(Figure collection entries)
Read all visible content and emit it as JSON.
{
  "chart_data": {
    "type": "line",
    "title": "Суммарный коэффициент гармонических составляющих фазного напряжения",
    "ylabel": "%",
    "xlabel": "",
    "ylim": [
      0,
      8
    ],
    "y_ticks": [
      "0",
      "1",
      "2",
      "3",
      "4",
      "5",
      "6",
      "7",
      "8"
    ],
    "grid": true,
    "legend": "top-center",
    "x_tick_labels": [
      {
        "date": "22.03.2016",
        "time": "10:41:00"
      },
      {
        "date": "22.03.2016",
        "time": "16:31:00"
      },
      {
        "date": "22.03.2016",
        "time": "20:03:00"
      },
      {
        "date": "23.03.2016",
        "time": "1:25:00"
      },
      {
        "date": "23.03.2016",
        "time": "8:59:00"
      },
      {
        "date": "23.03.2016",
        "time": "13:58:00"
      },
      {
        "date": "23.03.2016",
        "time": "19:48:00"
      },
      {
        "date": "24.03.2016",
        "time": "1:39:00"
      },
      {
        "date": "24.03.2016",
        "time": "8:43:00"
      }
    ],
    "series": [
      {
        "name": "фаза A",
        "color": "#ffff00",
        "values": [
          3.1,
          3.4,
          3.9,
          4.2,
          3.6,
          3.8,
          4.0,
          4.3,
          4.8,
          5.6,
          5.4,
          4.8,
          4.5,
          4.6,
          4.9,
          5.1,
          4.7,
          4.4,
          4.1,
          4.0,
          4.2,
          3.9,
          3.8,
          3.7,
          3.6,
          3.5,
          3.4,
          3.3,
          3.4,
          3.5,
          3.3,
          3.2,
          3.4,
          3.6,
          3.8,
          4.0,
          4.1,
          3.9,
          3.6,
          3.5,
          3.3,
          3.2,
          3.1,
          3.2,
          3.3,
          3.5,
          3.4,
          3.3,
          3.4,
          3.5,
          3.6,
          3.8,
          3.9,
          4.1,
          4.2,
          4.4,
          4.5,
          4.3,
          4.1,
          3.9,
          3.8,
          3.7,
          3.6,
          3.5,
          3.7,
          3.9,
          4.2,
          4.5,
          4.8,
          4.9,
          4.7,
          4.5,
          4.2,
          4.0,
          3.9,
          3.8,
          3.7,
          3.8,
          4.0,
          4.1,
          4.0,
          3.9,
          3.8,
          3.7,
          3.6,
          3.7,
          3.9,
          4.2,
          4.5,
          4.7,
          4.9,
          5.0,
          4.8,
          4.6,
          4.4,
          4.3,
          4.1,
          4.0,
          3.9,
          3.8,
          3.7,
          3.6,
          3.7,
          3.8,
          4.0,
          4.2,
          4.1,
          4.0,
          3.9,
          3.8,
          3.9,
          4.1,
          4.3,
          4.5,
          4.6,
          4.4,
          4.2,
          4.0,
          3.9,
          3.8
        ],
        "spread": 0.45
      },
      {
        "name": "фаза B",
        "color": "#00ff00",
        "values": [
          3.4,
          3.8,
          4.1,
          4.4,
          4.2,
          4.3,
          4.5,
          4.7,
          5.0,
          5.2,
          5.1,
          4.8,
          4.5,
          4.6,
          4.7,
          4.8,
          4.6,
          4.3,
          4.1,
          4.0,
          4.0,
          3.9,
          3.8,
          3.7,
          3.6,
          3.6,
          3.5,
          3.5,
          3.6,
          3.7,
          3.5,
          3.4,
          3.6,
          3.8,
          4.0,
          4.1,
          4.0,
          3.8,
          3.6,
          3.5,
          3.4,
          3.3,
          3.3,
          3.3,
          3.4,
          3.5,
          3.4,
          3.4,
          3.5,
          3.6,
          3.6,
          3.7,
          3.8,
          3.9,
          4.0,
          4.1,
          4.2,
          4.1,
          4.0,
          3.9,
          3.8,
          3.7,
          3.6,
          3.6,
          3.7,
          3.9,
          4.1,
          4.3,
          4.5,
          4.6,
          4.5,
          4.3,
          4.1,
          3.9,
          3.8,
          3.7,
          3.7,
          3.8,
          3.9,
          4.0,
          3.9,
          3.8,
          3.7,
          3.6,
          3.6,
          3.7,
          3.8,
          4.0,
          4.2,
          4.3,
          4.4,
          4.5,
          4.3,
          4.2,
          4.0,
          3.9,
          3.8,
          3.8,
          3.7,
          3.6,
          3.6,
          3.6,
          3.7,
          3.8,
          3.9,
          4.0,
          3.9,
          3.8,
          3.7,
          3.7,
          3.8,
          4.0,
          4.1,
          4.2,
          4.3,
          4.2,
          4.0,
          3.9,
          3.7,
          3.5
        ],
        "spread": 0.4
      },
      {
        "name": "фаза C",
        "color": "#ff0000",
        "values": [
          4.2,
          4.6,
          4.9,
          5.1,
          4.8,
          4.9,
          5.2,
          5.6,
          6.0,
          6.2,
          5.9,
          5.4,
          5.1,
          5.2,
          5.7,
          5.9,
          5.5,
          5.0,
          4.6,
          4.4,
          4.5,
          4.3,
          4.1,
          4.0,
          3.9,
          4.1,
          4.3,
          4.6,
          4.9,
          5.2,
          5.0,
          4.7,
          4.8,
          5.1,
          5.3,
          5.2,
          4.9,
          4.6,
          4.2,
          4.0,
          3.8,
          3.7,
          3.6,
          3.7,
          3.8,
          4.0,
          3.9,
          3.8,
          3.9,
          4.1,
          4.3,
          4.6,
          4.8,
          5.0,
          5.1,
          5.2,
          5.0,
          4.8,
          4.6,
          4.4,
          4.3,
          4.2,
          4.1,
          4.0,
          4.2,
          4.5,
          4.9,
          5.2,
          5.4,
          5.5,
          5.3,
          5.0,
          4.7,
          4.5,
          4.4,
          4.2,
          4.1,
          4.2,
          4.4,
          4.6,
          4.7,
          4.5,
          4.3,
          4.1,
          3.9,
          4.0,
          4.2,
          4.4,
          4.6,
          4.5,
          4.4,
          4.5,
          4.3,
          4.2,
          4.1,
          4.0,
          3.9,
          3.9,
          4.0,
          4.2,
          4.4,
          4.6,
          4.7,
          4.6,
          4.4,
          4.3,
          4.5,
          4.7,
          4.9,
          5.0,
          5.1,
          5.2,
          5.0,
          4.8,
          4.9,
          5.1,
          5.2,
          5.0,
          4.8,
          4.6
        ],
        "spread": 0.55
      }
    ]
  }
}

[TASK STATEMENT]
Quote the listing in full, please, keeping every line exact.

[THE REPLY]
Read all visible content and emit it as JSON.
{
  "chart_data": {
    "type": "line",
    "title": "Суммарный коэффициент гармонических составляющих фазного напряжения",
    "ylabel": "%",
    "xlabel": "",
    "ylim": [
      0,
      8
    ],
    "y_ticks": [
      "0",
      "1",
      "2",
      "3",
      "4",
      "5",
      "6",
      "7",
      "8"
    ],
    "grid": true,
    "legend": "top-center",
    "x_tick_labels": [
      {
        "date": "22.03.2016",
        "time": "10:41:00"
      },
      {
        "date": "22.03.2016",
        "time": "16:31:00"
      },
      {
        "date": "22.03.2016",
        "time": "20:03:00"
      },
      {
        "date": "23.03.2016",
        "time": "1:25:00"
      },
      {
        "date": "23.03.2016",
        "time": "8:59:00"
      },
      {
        "date": "23.03.2016",
        "time": "13:58:00"
      },
      {
        "date": "23.03.2016",
        "time": "19:48:00"
      },
      {
        "date": "24.03.2016",
        "time": "1:39:00"
      },
      {
        "date": "24.03.2016",
        "time": "8:43:00"
      }
    ],
    "series": [
      {
        "name": "фаза A",
        "color": "#ffff00",
        "values": [
          3.1,
          3.4,
          3.9,
          4.2,
          3.6,
          3.8,
          4.0,
          4.3,
          4.8,
          5.6,
          5.4,
          4.8,
          4.5,
          4.6,
          4.9,
          5.1,
          4.7,
          4.4,
          4.1,
          4.0,
          4.2,
          3.9,
          3.8,
          3.7,
          3.6,
          3.5,
          3.4,
          3.3,
          3.4,
          3.5,
          3.3,
          3.2,
          3.4,
          3.6,
          3.8,
          4.0,
          4.1,
          3.9,
          3.6,
          3.5,
          3.3,
          3.2,
          3.1,
          3.2,
          3.3,
          3.5,
          3.4,
          3.3,
          3.4,
          3.5,
          3.6,
          3.8,
          3.9,
          4.1,
          4.2,
          4.4,
          4.5,
          4.3,
          4.1,
          3.9,
          3.8,
          3.7,
          3.6,
          3.5,
          3.7,
          3.9,
          4.2,
          4.5,
          4.8,
          4.9,
          4.7,
          4.5,
          4.2,
          4.0,
          3.9,
          3.8,
          3.7,
          3.8,
          4.0,
          4.1,
          4.0,
          3.9,
          3.8,
          3.7,
          3.6,
          3.7,
          3.9,
          4.2,
          4.5,
          4.7,
          4.9,
          5.0,
          4.8,
          4.6,
          4.4,
          4.3,
          4.1,
          4.0,
          3.9,
          3.8,
          3.7,
          3.6,
          3.7,
          3.8,
          4.0,
          4.2,
          4.1,
          4.0,
          3.9,
          3.8,
          3.9,
          4.1,
          4.3,
          4.5,
          4.6,
          4.4,
          4.2,
          4.0,
          3.9,
          3.8
        ],
        "spread": 0.45
      },
      {
        "name": "фаза B",
        "color": "#00ff00",
        "values": [
          3.4,
          3.8,
          4.1,
          4.4,
          4.2,
          4.3,
          4.5,
          4.7,
          5.0,
          5.2,
          5.1,
          4.8,
          4.5,
          4.6,
          4.7,
          4.8,
          4.6,
          4.3,
          4.1,
          4.0,
          4.0,
          3.9,
          3.8,
          3.7,
          3.6,
          3.6,
          3.5,
          3.5,
          3.6,
          3.7,
          3.5,
          3.4,
          3.6,
          3.8,
          4.0,
          4.1,
          4.0,
          3.8,
          3.6,
          3.5,
          3.4,
          3.3,
          3.3,
          3.3,
          3.4,
          3.5,
          3.4,
          3.4,
          3.5,
          3.6,
          3.6,
          3.7,
          3.8,
          3.9,
          4.0,
          4.1,
          4.2,
          4.1,
          4.0,
          3.9,
          3.8,
          3.7,
          3.6,
          3.6,
          3.7,
          3.9,
          4.1,
          4.3,
          4.5,
          4.6,
          4.5,
          4.3,
          4.1,
          3.9,
          3.8,
          3.7,
          3.7,
          3.8,
          3.9,
          4.0,
          3.9,
          3.8,
          3.7,
          3.6,
          3.6,
          3.7,
          3.8,
          4.0,
          4.2,
          4.3,
          4.4,
          4.5,
          4.3,
          4.2,
          4.0,
          3.9,
          3.8,
          3.8,
          3.7,
          3.6,
          3.6,
          3.6,
          3.7,
          3.8,
          3.9,
          4.0,
          3.9,
          3.8,
          3.7,
          3.7,
          3.8,
          4.0,
          4.1,
          4.2,
          4.3,
          4.2,
          4.0,
          3.9,
          3.7,
          3.5
        ],
        "spread": 0.4
      },
      {
        "name": "фаза C",
        "color": "#ff0000",
        "values": [
          4.2,
          4.6,
          4.9,
          5.1,
          4.8,
          4.9,
          5.2,
          5.6,
          6.0,
          6.2,
          5.9,
          5.4,
          5.1,
          5.2,
          5.7,
          5.9,
          5.5,
          5.0,
          4.6,
          4.4,
          4.5,
          4.3,
          4.1,
          4.0,
          3.9,
          4.1,
          4.3,
          4.6,
          4.9,
          5.2,
          5.0,
          4.7,
          4.8,
          5.1,
          5.3,
          5.2,
          4.9,
          4.6,
          4.2,
          4.0,
          3.8,
          3.7,
          3.6,
          3.7,
          3.8,
          4.0,
          3.9,
          3.8,
          3.9,
          4.1,
          4.3,
          4.6,
          4.8,
          5.0,
          5.1,
          5.2,
          5.0,
          4.8,
          4.6,
          4.4,
          4.3,
          4.2,
          4.1,
          4.0,
          4.2,
          4.5,
          4.9,
          5.2,
          5.4,
          5.5,
          5.3,
          5.0,
          4.7,
          4.5,
          4.4,
          4.2,
          4.1,
          4.2,
          4.4,
          4.6,
          4.7,
          4.5,
          4.3,
          4.1,
          3.9,
          4.0,
          4.2,
          4.4,
          4.6,
          4.5,
          4.4,
          4.5,
          4.3,
          4.2,
          4.1,
          4.0,
          3.9,
          3.9,
          4.0,
          4.2,
          4.4,
          4.6,
          4.7,
          4.6,
          4.4,
          4.3,
          4.5,
          4.7,
          4.9,
          5.0,
          5.1,
          5.2,
          5.0,
          4.8,
          4.9,
          5.1,
          5.2,
          5.0,
          4.8,
          4.6
        ],
        "spread": 0.55
      }
    ]
  }
}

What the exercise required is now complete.